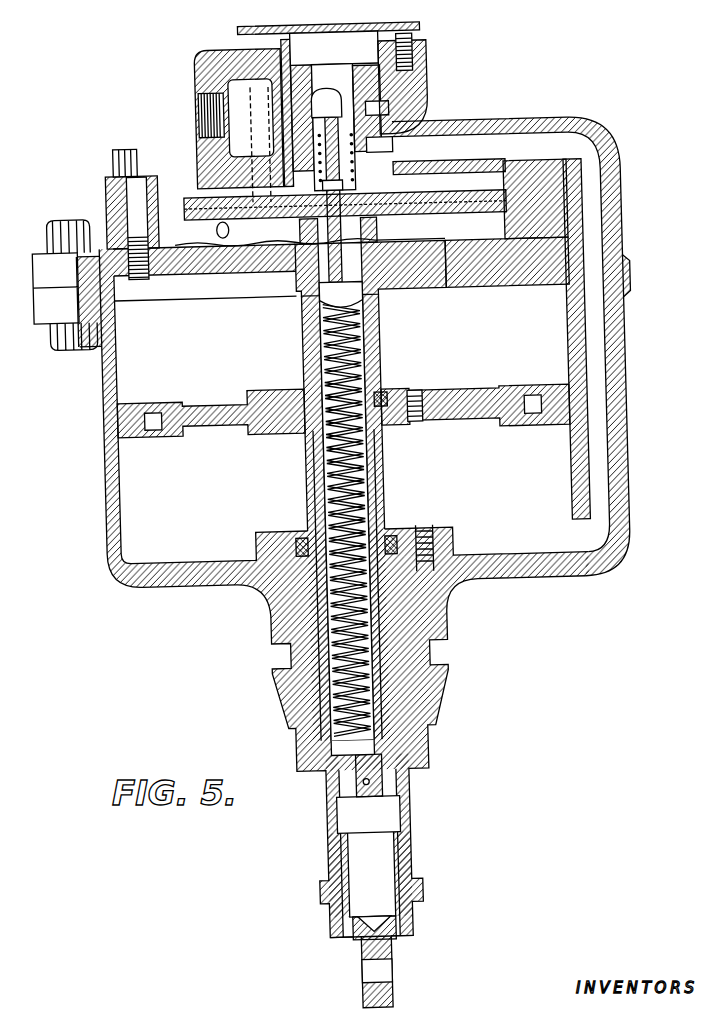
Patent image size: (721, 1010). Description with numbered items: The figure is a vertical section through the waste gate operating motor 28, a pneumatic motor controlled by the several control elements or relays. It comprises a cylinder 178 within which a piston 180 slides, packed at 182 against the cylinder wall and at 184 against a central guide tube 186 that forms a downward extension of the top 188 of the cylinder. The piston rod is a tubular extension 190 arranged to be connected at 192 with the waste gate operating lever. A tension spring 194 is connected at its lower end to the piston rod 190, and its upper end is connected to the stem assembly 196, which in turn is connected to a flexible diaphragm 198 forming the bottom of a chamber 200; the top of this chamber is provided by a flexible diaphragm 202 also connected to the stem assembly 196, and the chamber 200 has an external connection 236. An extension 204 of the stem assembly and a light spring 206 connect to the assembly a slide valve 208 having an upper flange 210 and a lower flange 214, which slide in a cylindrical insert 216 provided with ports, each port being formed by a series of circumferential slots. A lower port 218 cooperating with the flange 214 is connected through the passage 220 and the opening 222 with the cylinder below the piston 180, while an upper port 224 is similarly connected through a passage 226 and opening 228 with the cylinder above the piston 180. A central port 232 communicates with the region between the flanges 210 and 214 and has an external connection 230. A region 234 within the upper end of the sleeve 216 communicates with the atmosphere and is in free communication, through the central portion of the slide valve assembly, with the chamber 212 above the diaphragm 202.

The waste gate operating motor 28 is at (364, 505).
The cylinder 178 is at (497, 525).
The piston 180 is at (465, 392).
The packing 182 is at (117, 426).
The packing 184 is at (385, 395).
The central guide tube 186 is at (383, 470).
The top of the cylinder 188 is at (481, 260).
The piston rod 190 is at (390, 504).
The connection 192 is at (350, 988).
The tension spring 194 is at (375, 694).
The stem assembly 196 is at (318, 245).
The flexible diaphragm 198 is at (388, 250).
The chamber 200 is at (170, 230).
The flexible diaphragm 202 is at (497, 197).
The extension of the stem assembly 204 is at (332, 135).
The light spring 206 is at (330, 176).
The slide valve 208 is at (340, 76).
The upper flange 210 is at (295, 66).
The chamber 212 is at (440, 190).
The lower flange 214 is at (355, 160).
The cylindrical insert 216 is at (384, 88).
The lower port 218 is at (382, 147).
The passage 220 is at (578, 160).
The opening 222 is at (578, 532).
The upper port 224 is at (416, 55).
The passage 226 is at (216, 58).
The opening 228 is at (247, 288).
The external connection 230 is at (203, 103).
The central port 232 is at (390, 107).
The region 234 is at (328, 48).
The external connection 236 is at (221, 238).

════════════════

_What you need to do_
Reproduce all of the lines above word for word, leaving out the picture.

_Exercise response_
Patent image size: (721, 1010). Description with numbered items: The figure is a vertical section through the waste gate operating motor 28, a pneumatic motor controlled by the several control elements or relays. It comprises a cylinder 178 within which a piston 180 slides, packed at 182 against the cylinder wall and at 184 against a central guide tube 186 that forms a downward extension of the top 188 of the cylinder. The piston rod is a tubular extension 190 arranged to be connected at 192 with the waste gate operating lever. A tension spring 194 is connected at its lower end to the piston rod 190, and its upper end is connected to the stem assembly 196, which in turn is connected to a flexible diaphragm 198 forming the bottom of a chamber 200; the top of this chamber is provided by a flexible diaphragm 202 also connected to the stem assembly 196, and the chamber 200 has an external connection 236. An extension 204 of the stem assembly and a light spring 206 connect to the assembly a slide valve 208 having an upper flange 210 and a lower flange 214, which slide in a cylindrical insert 216 provided with ports, each port being formed by a series of circumferential slots. A lower port 218 cooperating with the flange 214 is connected through the passage 220 and the opening 222 with the cylinder below the piston 180, while an upper port 224 is similarly connected through a passage 226 and opening 228 with the cylinder above the piston 180. A central port 232 communicates with the region between the flanges 210 and 214 and has an external connection 230. A region 234 within the upper end of the sleeve 216 communicates with the atmosphere and is in free communication, through the central portion of the slide valve assembly, with the chamber 212 above the diaphragm 202.

The waste gate operating motor 28 is at (364, 505).
The cylinder 178 is at (497, 525).
The piston 180 is at (465, 392).
The packing 182 is at (117, 426).
The packing 184 is at (385, 395).
The central guide tube 186 is at (383, 470).
The top of the cylinder 188 is at (481, 260).
The piston rod 190 is at (390, 504).
The connection 192 is at (350, 988).
The tension spring 194 is at (375, 694).
The stem assembly 196 is at (318, 245).
The flexible diaphragm 198 is at (388, 250).
The chamber 200 is at (170, 230).
The flexible diaphragm 202 is at (497, 197).
The extension of the stem assembly 204 is at (332, 135).
The light spring 206 is at (330, 176).
The slide valve 208 is at (340, 76).
The upper flange 210 is at (295, 66).
The chamber 212 is at (440, 190).
The lower flange 214 is at (355, 160).
The cylindrical insert 216 is at (384, 88).
The lower port 218 is at (382, 147).
The passage 220 is at (578, 160).
The opening 222 is at (578, 532).
The upper port 224 is at (416, 55).
The passage 226 is at (216, 58).
The opening 228 is at (247, 288).
The external connection 230 is at (203, 103).
The central port 232 is at (390, 107).
The region 234 is at (328, 48).
The external connection 236 is at (221, 238).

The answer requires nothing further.